Stored records
⁂

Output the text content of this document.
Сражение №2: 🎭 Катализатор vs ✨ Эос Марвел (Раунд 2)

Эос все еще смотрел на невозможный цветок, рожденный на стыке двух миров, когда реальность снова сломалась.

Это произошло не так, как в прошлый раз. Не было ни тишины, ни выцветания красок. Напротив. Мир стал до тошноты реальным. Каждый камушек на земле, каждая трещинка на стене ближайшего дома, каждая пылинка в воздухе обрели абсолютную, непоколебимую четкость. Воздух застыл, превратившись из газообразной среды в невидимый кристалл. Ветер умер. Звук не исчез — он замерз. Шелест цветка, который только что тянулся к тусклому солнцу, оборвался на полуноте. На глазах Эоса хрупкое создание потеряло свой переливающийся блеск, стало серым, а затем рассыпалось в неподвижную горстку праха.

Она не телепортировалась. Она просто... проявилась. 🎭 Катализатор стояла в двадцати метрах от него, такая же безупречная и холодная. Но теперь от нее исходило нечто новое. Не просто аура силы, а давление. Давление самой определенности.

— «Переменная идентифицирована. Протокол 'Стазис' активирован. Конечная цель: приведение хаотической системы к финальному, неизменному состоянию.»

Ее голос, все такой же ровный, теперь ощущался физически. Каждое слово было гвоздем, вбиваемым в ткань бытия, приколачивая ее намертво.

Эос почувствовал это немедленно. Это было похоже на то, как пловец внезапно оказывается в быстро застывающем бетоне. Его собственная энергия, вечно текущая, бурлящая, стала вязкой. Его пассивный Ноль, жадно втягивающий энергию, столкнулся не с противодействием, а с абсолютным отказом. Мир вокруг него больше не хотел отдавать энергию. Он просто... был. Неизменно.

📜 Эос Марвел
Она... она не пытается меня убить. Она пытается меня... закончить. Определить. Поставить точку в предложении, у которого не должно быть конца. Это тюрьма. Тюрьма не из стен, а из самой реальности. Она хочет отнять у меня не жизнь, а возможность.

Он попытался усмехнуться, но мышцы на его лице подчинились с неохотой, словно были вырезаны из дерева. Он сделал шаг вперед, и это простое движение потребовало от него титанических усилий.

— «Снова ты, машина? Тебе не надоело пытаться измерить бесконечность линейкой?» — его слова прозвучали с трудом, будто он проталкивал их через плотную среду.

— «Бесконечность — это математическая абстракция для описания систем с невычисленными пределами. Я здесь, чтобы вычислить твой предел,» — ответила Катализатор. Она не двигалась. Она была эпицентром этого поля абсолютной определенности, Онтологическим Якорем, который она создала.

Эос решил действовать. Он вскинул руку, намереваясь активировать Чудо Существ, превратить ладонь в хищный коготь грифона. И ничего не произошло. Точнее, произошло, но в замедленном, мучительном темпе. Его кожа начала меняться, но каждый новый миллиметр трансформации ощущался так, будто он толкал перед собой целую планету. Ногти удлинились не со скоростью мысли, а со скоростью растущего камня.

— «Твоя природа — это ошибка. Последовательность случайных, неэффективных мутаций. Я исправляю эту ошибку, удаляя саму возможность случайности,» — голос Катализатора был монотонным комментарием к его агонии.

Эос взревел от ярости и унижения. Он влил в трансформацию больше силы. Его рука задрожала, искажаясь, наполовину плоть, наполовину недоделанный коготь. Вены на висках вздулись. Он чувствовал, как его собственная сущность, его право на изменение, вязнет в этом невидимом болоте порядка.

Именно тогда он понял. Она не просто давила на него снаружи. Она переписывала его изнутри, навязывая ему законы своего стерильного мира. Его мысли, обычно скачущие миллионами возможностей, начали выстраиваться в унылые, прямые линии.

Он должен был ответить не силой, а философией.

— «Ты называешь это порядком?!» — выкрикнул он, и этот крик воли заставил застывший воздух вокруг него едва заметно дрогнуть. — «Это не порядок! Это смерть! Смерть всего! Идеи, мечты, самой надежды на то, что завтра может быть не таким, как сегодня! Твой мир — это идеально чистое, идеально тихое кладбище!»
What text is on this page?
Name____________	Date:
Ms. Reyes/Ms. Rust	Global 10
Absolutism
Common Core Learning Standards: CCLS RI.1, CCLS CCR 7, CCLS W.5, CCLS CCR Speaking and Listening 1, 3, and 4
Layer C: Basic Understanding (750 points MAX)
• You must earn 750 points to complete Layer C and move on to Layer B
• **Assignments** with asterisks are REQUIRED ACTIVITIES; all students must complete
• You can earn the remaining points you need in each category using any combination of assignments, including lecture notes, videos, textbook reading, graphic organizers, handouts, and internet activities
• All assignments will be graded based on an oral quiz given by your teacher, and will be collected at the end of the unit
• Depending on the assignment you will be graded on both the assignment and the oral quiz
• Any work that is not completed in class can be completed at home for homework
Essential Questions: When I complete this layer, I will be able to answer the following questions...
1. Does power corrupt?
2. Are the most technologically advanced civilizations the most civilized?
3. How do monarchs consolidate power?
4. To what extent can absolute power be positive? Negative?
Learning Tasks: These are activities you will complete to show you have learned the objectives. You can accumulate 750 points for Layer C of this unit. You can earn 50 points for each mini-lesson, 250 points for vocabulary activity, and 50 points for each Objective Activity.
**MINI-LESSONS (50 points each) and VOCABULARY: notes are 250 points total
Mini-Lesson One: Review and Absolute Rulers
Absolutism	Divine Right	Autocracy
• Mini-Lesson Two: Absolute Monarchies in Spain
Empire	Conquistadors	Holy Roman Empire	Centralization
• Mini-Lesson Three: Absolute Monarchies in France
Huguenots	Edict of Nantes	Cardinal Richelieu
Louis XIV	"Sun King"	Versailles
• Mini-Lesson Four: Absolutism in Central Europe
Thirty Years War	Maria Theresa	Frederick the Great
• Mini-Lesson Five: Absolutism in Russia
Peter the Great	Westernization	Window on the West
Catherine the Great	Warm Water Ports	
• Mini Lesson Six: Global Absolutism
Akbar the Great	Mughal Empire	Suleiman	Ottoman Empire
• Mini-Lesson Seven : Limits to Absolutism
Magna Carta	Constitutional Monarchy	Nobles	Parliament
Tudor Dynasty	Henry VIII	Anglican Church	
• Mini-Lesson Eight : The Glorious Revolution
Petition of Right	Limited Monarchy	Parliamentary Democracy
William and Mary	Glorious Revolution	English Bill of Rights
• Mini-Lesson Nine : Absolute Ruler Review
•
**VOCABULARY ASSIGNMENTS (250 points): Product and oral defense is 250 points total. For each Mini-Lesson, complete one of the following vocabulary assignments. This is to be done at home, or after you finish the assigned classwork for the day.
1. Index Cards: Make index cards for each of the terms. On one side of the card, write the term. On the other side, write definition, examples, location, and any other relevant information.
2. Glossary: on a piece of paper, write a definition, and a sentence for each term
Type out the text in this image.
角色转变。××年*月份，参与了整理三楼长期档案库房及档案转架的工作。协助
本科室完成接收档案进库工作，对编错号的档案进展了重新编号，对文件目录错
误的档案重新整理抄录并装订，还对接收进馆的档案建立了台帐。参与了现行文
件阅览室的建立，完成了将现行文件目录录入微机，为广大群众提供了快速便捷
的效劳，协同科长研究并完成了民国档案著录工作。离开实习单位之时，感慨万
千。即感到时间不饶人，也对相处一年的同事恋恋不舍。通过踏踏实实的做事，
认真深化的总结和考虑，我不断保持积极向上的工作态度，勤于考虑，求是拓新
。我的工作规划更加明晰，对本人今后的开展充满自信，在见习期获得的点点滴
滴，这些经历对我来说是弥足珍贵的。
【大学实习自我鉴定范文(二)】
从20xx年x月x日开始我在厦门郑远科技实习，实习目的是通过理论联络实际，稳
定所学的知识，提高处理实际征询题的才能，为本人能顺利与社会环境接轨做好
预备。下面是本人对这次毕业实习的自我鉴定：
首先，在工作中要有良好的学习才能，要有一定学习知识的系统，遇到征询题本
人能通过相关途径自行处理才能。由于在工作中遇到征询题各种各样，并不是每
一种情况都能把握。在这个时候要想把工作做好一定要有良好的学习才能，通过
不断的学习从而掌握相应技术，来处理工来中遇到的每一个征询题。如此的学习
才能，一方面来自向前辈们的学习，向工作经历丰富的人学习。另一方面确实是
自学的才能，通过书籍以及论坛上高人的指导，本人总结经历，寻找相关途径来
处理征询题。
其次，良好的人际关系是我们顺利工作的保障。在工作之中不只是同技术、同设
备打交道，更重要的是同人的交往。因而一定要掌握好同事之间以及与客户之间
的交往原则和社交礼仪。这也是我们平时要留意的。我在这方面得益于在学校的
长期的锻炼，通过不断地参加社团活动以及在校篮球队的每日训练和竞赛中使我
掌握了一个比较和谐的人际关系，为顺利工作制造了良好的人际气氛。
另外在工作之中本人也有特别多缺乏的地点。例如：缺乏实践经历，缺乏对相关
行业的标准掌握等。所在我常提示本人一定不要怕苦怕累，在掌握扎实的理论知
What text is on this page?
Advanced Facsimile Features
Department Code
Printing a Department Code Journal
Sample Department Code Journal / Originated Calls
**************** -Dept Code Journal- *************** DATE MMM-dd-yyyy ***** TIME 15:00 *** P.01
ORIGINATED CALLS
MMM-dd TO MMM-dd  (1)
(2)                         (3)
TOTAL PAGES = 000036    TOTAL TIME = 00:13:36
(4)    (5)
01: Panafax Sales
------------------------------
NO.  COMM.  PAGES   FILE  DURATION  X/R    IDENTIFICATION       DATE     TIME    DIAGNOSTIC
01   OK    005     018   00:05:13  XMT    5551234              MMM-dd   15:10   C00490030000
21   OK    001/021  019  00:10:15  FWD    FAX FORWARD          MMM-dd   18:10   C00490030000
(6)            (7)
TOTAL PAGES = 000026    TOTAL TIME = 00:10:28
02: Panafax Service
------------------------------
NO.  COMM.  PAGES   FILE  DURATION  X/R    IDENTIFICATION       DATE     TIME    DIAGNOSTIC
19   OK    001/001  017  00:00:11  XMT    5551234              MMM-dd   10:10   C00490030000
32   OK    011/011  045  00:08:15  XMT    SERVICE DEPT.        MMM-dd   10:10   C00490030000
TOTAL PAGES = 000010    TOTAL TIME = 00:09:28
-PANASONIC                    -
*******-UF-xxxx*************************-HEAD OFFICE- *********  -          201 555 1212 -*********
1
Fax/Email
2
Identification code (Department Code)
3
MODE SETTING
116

⁂

### Work instructions
Return all lines containing the word "Monarchy".

### The result
Magna Carta	Constitutional Monarchy	Nobles	Parliament
Petition of Right	Limited Monarchy	Parliamentary Democracy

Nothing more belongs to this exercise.